-- START OF Provided text --

The comparisons were not lost on Ambedkar himself. The first link on the Ambedkar Initiative’s website takes you to Ambedkar’s brief letter to W.E.B. DuBois. “There is so much similarity between the position of the Untouchables in India and of the position of the Negroes in America that the study of the latter is not only natural but necessary,” Ambedkar wrote. In America today, caste as a point of reference for understanding our own systemic inequalities has increased in popularity—look no further than Isabel Wilkerson’s 2020 bestseller, titled “Caste: The Origins of Our Discontents,” which argues for looking at American racial discrimination through the more expansive lens of caste.


Indeed, it is the broader context of racial reckoning that spurred the movement for recognizing caste as a protected status in the United States. According to Rao, the momentum for formalizing caste-based protections coincided with the post-2020 Black Lives Matter movement, as Black activists created discursive space for thinking about solidarity and resistance to marginalization.

-- END OF Provided text --
-- START OF Collected material --

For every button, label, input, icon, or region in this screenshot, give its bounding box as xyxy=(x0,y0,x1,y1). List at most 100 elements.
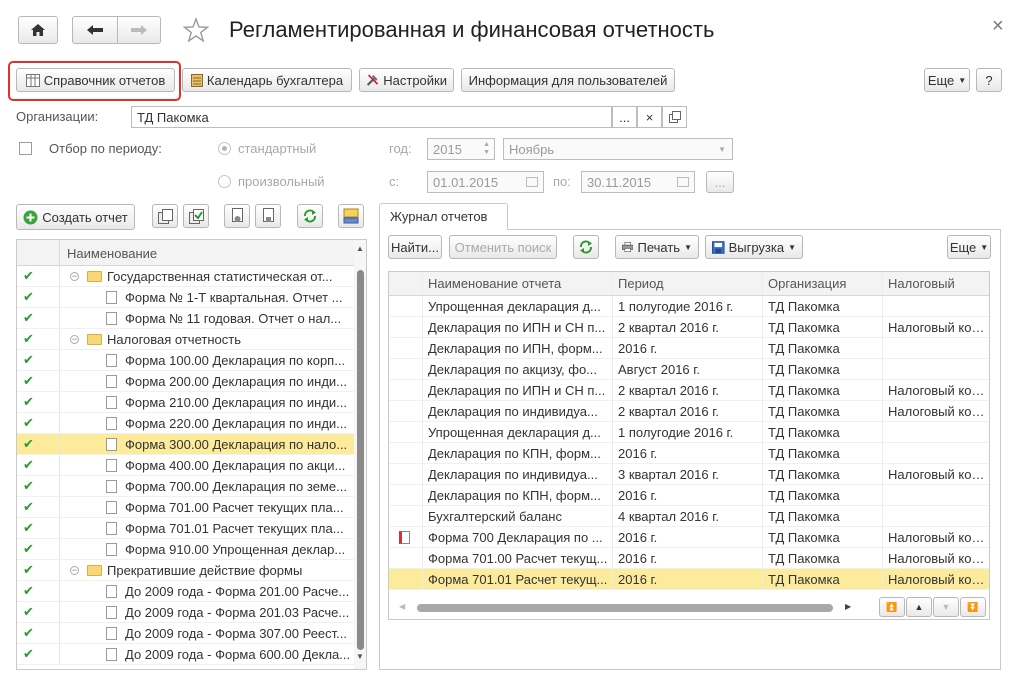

-- END OF Collected material --

### What is asked:
[1] In the passage on caste, retype everything from "Indeed, it is" down to "resistance to marginalization.".
[2] Translate this sentence from the passage on caste into French: "Indeed, it is the broader context of racial reckoning that spurred the movement for recognizing caste as a protected status in the United States."
[3] List every person named in the passage on caste.

### Answers in order:
[1]
Indeed, it is the broader context of racial reckoning that spurred the movement for recognizing caste as a protected status in the United States. According to Rao, the momentum for formalizing caste-based protections coincided with the post-2020 Black Lives Matter movement, as Black activists created discursive space for thinking about solidarity and resistance to marginalization.

[2] En effet, c'est le contexte plus large de la prise de conscience raciale qui a suscité le mouvement en faveur de la reconnaissance de la caste comme statut protégé aux États-Unis.

[3]
- Ambedkar
- W.E.B. DuBois
- Isabel Wilkerson
- Rao